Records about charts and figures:
<<<<

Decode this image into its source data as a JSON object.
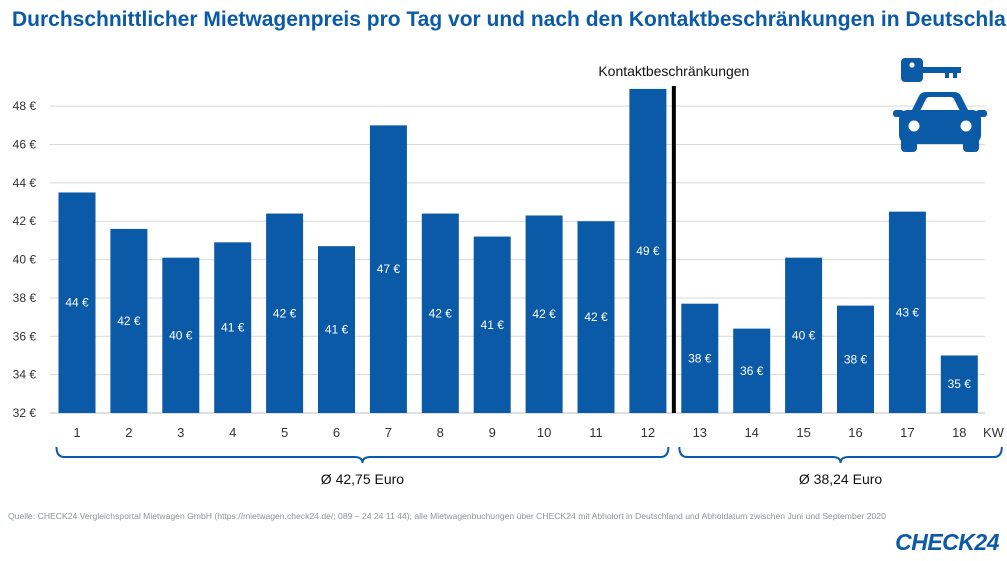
{
  "title": "Durchschnittlicher  Mietwagenpreis  pro Tag vor und nach den Kontaktbeschränkungen  in Deutschland",
  "source": "Quelle: CHECK24 Vergleichsportal Mietwagen GmbH (https://mietwagen.check24.de/; 089 – 24 24 11 44); alle Mietwagenbuchungen über CHECK24 mit Abholort in Deutschland und Abholdatum zwischen Juni und September 2020",
  "logo": "CHECK24",
  "colors": {
    "bar": "#0a5aa8",
    "text": "#333333",
    "accent": "#0a5aa8"
  },
  "icons": [
    "key-icon",
    "car-icon"
  ],
  "chart_data": {
    "type": "bar",
    "title": "Durchschnittlicher  Mietwagenpreis  pro Tag vor und nach den Kontaktbeschränkungen  in Deutschland",
    "xlabel": "KW",
    "ylabel": "",
    "ylim": [
      32,
      49
    ],
    "yticks": [
      32,
      34,
      36,
      38,
      40,
      42,
      44,
      46,
      48
    ],
    "ytick_labels": [
      "32 €",
      "34 €",
      "36 €",
      "38 €",
      "40 €",
      "42 €",
      "44 €",
      "46 €",
      "48 €"
    ],
    "grid": true,
    "categories": [
      "1",
      "2",
      "3",
      "4",
      "5",
      "6",
      "7",
      "8",
      "9",
      "10",
      "11",
      "12",
      "13",
      "14",
      "15",
      "16",
      "17",
      "18"
    ],
    "values": [
      43.5,
      41.6,
      40.1,
      40.9,
      42.4,
      40.7,
      47.0,
      42.4,
      41.2,
      42.3,
      42.0,
      48.9,
      37.7,
      36.4,
      40.1,
      37.6,
      42.5,
      35.0
    ],
    "value_labels": [
      "44 €",
      "42 €",
      "40 €",
      "41 €",
      "42 €",
      "41 €",
      "47 €",
      "42 €",
      "41 €",
      "42 €",
      "42 €",
      "49 €",
      "38 €",
      "36 €",
      "40 €",
      "38 €",
      "43 €",
      "35 €"
    ],
    "divider": {
      "after_category": "12",
      "label": "Kontaktbeschränkungen"
    },
    "groups": [
      {
        "from": "1",
        "to": "12",
        "label": "Ø 42,75 Euro"
      },
      {
        "from": "13",
        "to": "18",
        "label": "Ø 38,24 Euro"
      }
    ]
  }
}
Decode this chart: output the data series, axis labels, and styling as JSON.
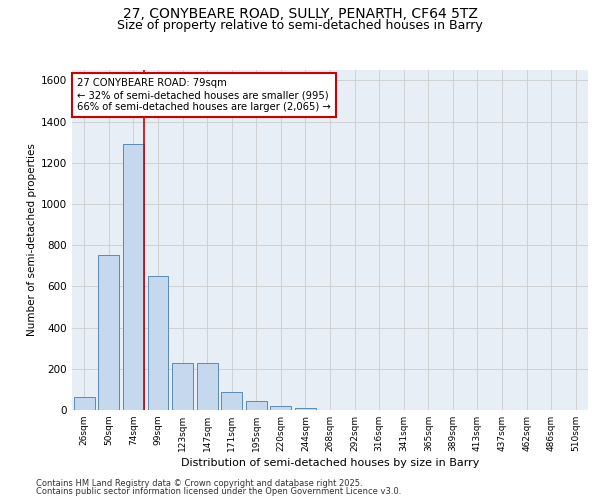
{
  "title1": "27, CONYBEARE ROAD, SULLY, PENARTH, CF64 5TZ",
  "title2": "Size of property relative to semi-detached houses in Barry",
  "xlabel": "Distribution of semi-detached houses by size in Barry",
  "ylabel": "Number of semi-detached properties",
  "categories": [
    "26sqm",
    "50sqm",
    "74sqm",
    "99sqm",
    "123sqm",
    "147sqm",
    "171sqm",
    "195sqm",
    "220sqm",
    "244sqm",
    "268sqm",
    "292sqm",
    "316sqm",
    "341sqm",
    "365sqm",
    "389sqm",
    "413sqm",
    "437sqm",
    "462sqm",
    "486sqm",
    "510sqm"
  ],
  "values": [
    65,
    750,
    1290,
    650,
    230,
    230,
    85,
    45,
    20,
    10,
    0,
    0,
    0,
    0,
    0,
    0,
    0,
    0,
    0,
    0,
    0
  ],
  "bar_color": "#c5d8ed",
  "bar_edge_color": "#5a8ab5",
  "red_line_idx": 2,
  "annotation_line1": "27 CONYBEARE ROAD: 79sqm",
  "annotation_line2": "← 32% of semi-detached houses are smaller (995)",
  "annotation_line3": "66% of semi-detached houses are larger (2,065) →",
  "annotation_box_color": "#ffffff",
  "annotation_box_edge": "#cc0000",
  "ylim": [
    0,
    1650
  ],
  "yticks": [
    0,
    200,
    400,
    600,
    800,
    1000,
    1200,
    1400,
    1600
  ],
  "grid_color": "#cccccc",
  "bg_color": "#e8eef6",
  "footer_left": "Contains HM Land Registry data © Crown copyright and database right 2025.",
  "footer_right": "Contains public sector information licensed under the Open Government Licence v3.0.",
  "title1_fontsize": 10,
  "title2_fontsize": 9
}
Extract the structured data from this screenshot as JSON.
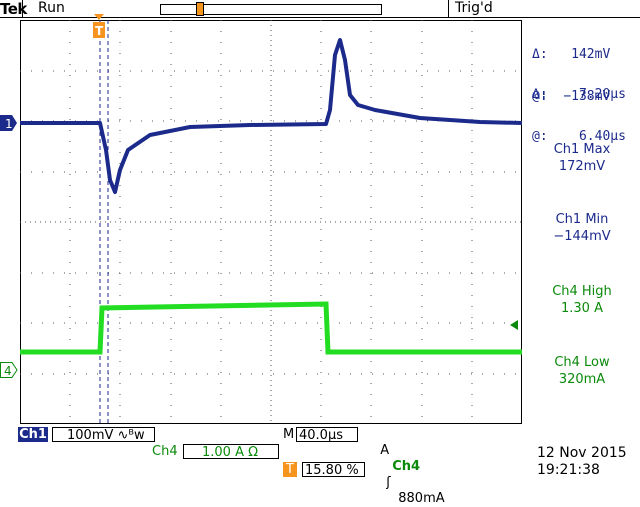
{
  "brand": "Tek",
  "status": "Run",
  "trigger_status": "Trig'd",
  "markers": {
    "trigger": "T",
    "ch1": "1",
    "ch4": "4"
  },
  "cursors": {
    "v_delta": "142mV",
    "v_at": "−138mV",
    "t_delta": "7.20µs",
    "t_at": "6.40µs",
    "delta_symbol": "Δ:",
    "at_symbol": "@:"
  },
  "measurements": [
    {
      "label": "Ch1 Max",
      "value": "172mV",
      "color": "#1c2a8c"
    },
    {
      "label": "Ch1 Min",
      "value": "−144mV",
      "color": "#1c2a8c"
    },
    {
      "label": "Ch4 High",
      "value": "1.30 A",
      "color": "#0a8a0a"
    },
    {
      "label": "Ch4 Low",
      "value": "320mA",
      "color": "#0a8a0a"
    }
  ],
  "bottom": {
    "ch1_label": "Ch1",
    "ch1_scale": "100mV ∿ᴮw",
    "m_label": "M",
    "timebase": "40.0µs",
    "trig_mode": "A",
    "trig_source": "Ch4",
    "trig_slope": "ʃ",
    "trig_level": "880mA",
    "ch4_label": "Ch4",
    "ch4_scale": "1.00 A Ω",
    "t_label": "T",
    "trigger_position": "15.80 %",
    "date": "12 Nov 2015",
    "time": "19:21:38"
  },
  "colors": {
    "ch1": "#1c2a8c",
    "ch4": "#22dd22",
    "accent": "#f7941d"
  }
}
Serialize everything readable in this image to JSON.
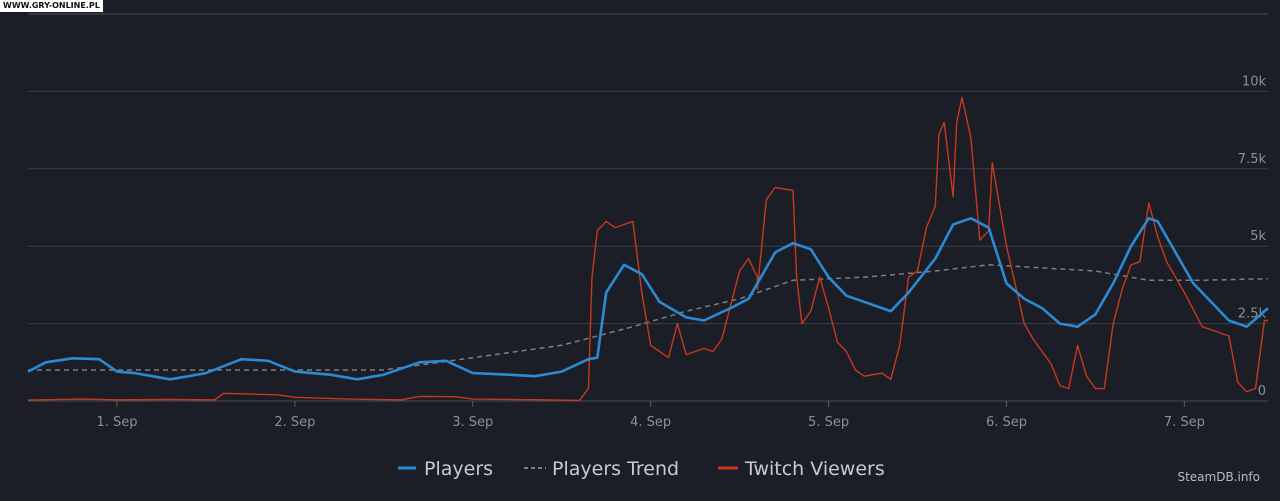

>>>>

▶ _What you need to do_:
A faithful copy of the records above is needed, with the pictures left out.

▶ _Final answer_:
Decode this image into its source data as a JSON object.
{
  "title": "Durchschnittlicher  Mietwagenpreis  pro Tag vor und nach den Kontaktbeschränkungen  in Deutschland",
  "source": "Quelle: CHECK24 Vergleichsportal Mietwagen GmbH (https://mietwagen.check24.de/; 089 – 24 24 11 44); alle Mietwagenbuchungen über CHECK24 mit Abholort in Deutschland und Abholdatum zwischen Juni und September 2020",
  "logo": "CHECK24",
  "colors": {
    "bar": "#0a5aa8",
    "text": "#333333",
    "accent": "#0a5aa8"
  },
  "icons": [
    "key-icon",
    "car-icon"
  ],
  "chart_data": {
    "type": "bar",
    "title": "Durchschnittlicher  Mietwagenpreis  pro Tag vor und nach den Kontaktbeschränkungen  in Deutschland",
    "xlabel": "KW",
    "ylabel": "",
    "ylim": [
      32,
      49
    ],
    "yticks": [
      32,
      34,
      36,
      38,
      40,
      42,
      44,
      46,
      48
    ],
    "ytick_labels": [
      "32 €",
      "34 €",
      "36 €",
      "38 €",
      "40 €",
      "42 €",
      "44 €",
      "46 €",
      "48 €"
    ],
    "grid": true,
    "categories": [
      "1",
      "2",
      "3",
      "4",
      "5",
      "6",
      "7",
      "8",
      "9",
      "10",
      "11",
      "12",
      "13",
      "14",
      "15",
      "16",
      "17",
      "18"
    ],
    "values": [
      43.5,
      41.6,
      40.1,
      40.9,
      42.4,
      40.7,
      47.0,
      42.4,
      41.2,
      42.3,
      42.0,
      48.9,
      37.7,
      36.4,
      40.1,
      37.6,
      42.5,
      35.0
    ],
    "value_labels": [
      "44 €",
      "42 €",
      "40 €",
      "41 €",
      "42 €",
      "41 €",
      "47 €",
      "42 €",
      "41 €",
      "42 €",
      "42 €",
      "49 €",
      "38 €",
      "36 €",
      "40 €",
      "38 €",
      "43 €",
      "35 €"
    ],
    "divider": {
      "after_category": "12",
      "label": "Kontaktbeschränkungen"
    },
    "groups": [
      {
        "from": "1",
        "to": "12",
        "label": "Ø 42,75 Euro"
      },
      {
        "from": "13",
        "to": "18",
        "label": "Ø 38,24 Euro"
      }
    ]
  }
}
Decode this chart: output the data series, axis labels, and styling as JSON.
{
  "title1": "27, CONYBEARE ROAD, SULLY, PENARTH, CF64 5TZ",
  "title2": "Size of property relative to semi-detached houses in Barry",
  "xlabel": "Distribution of semi-detached houses by size in Barry",
  "ylabel": "Number of semi-detached properties",
  "categories": [
    "26sqm",
    "50sqm",
    "74sqm",
    "99sqm",
    "123sqm",
    "147sqm",
    "171sqm",
    "195sqm",
    "220sqm",
    "244sqm",
    "268sqm",
    "292sqm",
    "316sqm",
    "341sqm",
    "365sqm",
    "389sqm",
    "413sqm",
    "437sqm",
    "462sqm",
    "486sqm",
    "510sqm"
  ],
  "values": [
    65,
    750,
    1290,
    650,
    230,
    230,
    85,
    45,
    20,
    10,
    0,
    0,
    0,
    0,
    0,
    0,
    0,
    0,
    0,
    0,
    0
  ],
  "bar_color": "#c5d8ed",
  "bar_edge_color": "#5a8ab5",
  "red_line_idx": 2,
  "annotation_line1": "27 CONYBEARE ROAD: 79sqm",
  "annotation_line2": "← 32% of semi-detached houses are smaller (995)",
  "annotation_line3": "66% of semi-detached houses are larger (2,065) →",
  "annotation_box_color": "#ffffff",
  "annotation_box_edge": "#cc0000",
  "ylim": [
    0,
    1650
  ],
  "yticks": [
    0,
    200,
    400,
    600,
    800,
    1000,
    1200,
    1400,
    1600
  ],
  "grid_color": "#cccccc",
  "bg_color": "#e8eef6",
  "footer_left": "Contains HM Land Registry data © Crown copyright and database right 2025.",
  "footer_right": "Contains public sector information licensed under the Open Government Licence v3.0.",
  "title1_fontsize": 10,
  "title2_fontsize": 9
}
Extract the structured data from this screenshot as JSON.
{
  "brand": "Tek",
  "status": "Run",
  "trigger_status": "Trig'd",
  "markers": {
    "trigger": "T",
    "ch1": "1",
    "ch4": "4"
  },
  "cursors": {
    "v_delta": "142mV",
    "v_at": "−138mV",
    "t_delta": "7.20µs",
    "t_at": "6.40µs",
    "delta_symbol": "Δ:",
    "at_symbol": "@:"
  },
  "measurements": [
    {
      "label": "Ch1 Max",
      "value": "172mV",
      "color": "#1c2a8c"
    },
    {
      "label": "Ch1 Min",
      "value": "−144mV",
      "color": "#1c2a8c"
    },
    {
      "label": "Ch4 High",
      "value": "1.30 A",
      "color": "#0a8a0a"
    },
    {
      "label": "Ch4 Low",
      "value": "320mA",
      "color": "#0a8a0a"
    }
  ],
  "bottom": {
    "ch1_label": "Ch1",
    "ch1_scale": "100mV ∿ᴮw",
    "m_label": "M",
    "timebase": "40.0µs",
    "trig_mode": "A",
    "trig_source": "Ch4",
    "trig_slope": "ʃ",
    "trig_level": "880mA",
    "ch4_label": "Ch4",
    "ch4_scale": "1.00 A Ω",
    "t_label": "T",
    "trigger_position": "15.80 %",
    "date": "12 Nov 2015",
    "time": "19:21:38"
  },
  "colors": {
    "ch1": "#1c2a8c",
    "ch4": "#22dd22",
    "accent": "#f7941d"
  }
}
Serialize everything readable in this image to JSON.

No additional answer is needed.